Figure record extracts:
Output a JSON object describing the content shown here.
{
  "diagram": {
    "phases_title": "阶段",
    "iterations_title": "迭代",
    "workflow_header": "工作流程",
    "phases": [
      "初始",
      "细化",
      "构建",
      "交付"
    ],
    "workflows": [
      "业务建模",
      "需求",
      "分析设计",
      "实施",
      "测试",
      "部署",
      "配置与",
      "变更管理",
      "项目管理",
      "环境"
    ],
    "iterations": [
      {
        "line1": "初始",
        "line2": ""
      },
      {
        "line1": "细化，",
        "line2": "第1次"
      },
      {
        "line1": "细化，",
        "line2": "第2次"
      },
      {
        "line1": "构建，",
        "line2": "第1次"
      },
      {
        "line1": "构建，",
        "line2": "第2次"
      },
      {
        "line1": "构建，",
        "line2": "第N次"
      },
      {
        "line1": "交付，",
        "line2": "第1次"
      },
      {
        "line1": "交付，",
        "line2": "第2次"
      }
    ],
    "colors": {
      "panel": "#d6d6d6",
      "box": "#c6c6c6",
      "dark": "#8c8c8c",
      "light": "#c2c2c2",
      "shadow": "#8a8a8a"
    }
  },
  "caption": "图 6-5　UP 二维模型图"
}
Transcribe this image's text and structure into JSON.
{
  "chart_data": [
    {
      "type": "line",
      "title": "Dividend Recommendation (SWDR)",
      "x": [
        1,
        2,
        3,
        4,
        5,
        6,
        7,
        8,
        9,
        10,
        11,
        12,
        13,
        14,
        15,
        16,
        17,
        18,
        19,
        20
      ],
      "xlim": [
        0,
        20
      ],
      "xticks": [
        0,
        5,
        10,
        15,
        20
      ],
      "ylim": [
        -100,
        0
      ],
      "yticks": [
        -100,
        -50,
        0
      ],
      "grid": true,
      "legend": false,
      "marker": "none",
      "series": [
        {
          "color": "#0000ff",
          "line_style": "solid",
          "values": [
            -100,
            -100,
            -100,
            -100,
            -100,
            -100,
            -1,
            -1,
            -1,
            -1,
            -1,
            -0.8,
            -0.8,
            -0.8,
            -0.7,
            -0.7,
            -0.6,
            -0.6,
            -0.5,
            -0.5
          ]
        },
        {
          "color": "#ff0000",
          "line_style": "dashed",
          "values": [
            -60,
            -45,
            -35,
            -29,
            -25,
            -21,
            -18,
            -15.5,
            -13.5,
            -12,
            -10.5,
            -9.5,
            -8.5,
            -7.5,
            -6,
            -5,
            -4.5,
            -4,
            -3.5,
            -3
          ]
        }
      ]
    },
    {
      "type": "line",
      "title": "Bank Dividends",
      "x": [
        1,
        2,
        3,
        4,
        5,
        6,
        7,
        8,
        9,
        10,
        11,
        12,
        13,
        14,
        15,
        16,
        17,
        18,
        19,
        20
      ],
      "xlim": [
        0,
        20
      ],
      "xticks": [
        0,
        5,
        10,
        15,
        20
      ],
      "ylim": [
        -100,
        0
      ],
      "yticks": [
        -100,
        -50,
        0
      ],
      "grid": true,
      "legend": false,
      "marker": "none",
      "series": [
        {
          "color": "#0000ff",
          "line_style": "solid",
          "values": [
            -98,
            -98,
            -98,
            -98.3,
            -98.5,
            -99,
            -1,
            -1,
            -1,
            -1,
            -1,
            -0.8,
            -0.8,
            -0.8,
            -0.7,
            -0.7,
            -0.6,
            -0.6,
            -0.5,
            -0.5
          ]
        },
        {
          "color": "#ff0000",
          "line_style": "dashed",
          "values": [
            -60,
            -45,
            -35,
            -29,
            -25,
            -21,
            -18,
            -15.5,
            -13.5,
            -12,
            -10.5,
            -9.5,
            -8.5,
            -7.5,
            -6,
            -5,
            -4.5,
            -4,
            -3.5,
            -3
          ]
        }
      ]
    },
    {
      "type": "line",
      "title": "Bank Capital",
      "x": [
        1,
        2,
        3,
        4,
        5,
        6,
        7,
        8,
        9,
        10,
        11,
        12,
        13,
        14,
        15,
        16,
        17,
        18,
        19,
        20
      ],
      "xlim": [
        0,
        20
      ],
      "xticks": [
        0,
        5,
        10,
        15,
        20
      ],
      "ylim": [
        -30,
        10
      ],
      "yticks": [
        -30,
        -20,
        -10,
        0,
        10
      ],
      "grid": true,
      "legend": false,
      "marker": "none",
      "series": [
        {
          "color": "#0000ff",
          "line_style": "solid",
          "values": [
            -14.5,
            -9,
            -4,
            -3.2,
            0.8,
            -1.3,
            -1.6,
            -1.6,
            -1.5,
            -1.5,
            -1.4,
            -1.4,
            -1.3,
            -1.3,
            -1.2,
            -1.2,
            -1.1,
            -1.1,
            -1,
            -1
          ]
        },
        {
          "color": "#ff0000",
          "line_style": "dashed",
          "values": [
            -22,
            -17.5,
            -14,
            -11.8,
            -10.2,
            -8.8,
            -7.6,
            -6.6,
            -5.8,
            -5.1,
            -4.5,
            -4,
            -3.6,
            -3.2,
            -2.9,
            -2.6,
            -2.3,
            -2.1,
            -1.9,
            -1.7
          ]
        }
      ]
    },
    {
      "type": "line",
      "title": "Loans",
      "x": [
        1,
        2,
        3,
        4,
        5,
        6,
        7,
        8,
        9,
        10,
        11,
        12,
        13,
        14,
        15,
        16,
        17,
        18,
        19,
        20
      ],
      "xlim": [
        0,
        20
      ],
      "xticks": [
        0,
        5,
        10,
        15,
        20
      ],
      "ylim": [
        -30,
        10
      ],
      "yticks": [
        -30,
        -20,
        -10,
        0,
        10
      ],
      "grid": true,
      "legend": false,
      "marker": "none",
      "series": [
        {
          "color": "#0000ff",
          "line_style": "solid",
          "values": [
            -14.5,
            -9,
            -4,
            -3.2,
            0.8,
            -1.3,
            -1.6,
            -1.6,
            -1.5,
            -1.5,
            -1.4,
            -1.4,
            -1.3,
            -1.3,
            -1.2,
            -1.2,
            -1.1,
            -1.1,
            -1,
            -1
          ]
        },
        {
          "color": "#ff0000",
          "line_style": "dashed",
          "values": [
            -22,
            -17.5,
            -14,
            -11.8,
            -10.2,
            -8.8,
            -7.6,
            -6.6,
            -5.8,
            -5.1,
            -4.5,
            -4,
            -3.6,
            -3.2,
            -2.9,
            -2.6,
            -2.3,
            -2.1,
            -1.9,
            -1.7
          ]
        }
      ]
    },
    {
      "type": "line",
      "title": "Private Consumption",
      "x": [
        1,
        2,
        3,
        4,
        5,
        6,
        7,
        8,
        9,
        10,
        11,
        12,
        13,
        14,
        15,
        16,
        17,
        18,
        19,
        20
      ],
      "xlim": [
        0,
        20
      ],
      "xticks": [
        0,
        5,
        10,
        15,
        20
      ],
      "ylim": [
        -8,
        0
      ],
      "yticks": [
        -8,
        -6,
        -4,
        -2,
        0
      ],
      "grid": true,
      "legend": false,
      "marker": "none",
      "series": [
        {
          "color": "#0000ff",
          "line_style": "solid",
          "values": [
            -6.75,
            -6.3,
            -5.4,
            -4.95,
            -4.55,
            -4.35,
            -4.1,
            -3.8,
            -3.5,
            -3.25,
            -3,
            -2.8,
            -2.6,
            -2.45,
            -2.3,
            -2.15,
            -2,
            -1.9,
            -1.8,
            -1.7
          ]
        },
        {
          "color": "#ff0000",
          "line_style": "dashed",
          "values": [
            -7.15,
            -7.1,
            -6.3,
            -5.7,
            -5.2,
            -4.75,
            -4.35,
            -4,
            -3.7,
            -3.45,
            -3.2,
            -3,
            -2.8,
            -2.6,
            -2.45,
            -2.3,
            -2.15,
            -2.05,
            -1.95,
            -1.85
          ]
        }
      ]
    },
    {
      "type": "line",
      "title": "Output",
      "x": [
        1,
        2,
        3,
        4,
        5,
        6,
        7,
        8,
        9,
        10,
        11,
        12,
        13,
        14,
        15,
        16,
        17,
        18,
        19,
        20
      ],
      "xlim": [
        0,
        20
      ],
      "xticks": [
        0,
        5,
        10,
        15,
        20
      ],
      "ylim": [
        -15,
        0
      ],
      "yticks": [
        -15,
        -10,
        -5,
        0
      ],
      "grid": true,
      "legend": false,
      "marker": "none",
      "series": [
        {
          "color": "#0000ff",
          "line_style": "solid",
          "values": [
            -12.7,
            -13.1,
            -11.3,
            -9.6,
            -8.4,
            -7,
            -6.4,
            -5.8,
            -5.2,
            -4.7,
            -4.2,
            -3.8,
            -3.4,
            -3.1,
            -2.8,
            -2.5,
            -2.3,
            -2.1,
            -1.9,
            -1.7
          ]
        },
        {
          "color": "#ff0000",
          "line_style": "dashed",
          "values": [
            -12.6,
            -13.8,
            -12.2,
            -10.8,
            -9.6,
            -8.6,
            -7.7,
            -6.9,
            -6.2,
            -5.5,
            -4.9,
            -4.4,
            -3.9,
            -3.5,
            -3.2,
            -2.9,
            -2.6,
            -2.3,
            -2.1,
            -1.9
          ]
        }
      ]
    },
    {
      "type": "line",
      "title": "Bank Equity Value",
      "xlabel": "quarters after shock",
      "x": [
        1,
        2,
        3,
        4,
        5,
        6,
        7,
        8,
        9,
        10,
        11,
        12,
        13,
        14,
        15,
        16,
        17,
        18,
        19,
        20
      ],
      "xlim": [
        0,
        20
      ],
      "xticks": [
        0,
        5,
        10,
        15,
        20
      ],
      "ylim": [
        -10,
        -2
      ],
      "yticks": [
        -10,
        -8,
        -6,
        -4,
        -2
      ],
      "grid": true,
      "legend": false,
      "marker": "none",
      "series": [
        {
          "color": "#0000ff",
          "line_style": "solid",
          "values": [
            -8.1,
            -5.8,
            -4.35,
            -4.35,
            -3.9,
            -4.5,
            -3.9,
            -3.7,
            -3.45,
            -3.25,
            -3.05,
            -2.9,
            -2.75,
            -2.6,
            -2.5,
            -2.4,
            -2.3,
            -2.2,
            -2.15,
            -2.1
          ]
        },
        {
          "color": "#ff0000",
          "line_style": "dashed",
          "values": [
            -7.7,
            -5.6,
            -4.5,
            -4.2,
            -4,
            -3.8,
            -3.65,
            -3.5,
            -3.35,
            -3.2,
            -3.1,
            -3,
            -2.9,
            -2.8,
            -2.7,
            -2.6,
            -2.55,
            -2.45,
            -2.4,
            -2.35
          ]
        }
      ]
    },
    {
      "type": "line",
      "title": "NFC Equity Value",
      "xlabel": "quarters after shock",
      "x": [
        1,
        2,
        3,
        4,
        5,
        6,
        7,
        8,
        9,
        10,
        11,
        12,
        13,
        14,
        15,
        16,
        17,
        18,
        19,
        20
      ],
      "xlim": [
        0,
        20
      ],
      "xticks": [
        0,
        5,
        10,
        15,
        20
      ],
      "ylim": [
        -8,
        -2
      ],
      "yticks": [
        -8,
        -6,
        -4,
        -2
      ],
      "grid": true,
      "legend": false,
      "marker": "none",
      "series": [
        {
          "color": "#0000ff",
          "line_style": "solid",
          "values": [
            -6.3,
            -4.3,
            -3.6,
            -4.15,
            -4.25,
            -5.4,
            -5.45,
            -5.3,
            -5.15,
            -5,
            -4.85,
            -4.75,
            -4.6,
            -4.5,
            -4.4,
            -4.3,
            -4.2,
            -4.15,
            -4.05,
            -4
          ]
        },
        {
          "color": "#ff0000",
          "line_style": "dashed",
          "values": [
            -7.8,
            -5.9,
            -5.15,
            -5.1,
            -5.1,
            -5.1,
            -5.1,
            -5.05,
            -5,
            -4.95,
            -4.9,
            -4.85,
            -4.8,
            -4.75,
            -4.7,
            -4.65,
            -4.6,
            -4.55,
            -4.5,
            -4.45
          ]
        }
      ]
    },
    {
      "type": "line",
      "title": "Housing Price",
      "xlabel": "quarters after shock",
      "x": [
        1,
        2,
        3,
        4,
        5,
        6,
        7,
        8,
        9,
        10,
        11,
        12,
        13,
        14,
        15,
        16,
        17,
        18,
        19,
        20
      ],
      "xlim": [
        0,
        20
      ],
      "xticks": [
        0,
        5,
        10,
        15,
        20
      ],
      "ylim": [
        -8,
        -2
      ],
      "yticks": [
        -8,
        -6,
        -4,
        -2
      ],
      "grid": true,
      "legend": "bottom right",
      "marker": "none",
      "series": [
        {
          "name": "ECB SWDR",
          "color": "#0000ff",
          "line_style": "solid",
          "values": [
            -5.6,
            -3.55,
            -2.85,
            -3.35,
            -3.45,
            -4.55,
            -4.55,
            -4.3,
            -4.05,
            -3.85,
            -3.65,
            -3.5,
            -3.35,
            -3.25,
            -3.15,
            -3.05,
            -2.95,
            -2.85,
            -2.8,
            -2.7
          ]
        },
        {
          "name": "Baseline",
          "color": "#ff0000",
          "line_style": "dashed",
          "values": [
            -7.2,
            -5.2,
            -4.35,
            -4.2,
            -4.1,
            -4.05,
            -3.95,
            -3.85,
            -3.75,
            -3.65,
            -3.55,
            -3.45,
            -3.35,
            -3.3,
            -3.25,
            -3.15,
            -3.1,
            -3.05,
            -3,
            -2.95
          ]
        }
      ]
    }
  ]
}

▸ GIVEN INSTRUCTION: Look through the entries and work out how many lines have the word "SWDR" in them; reply with that number only.

▸ RESPONSE FOR THIS EXERCISE: 2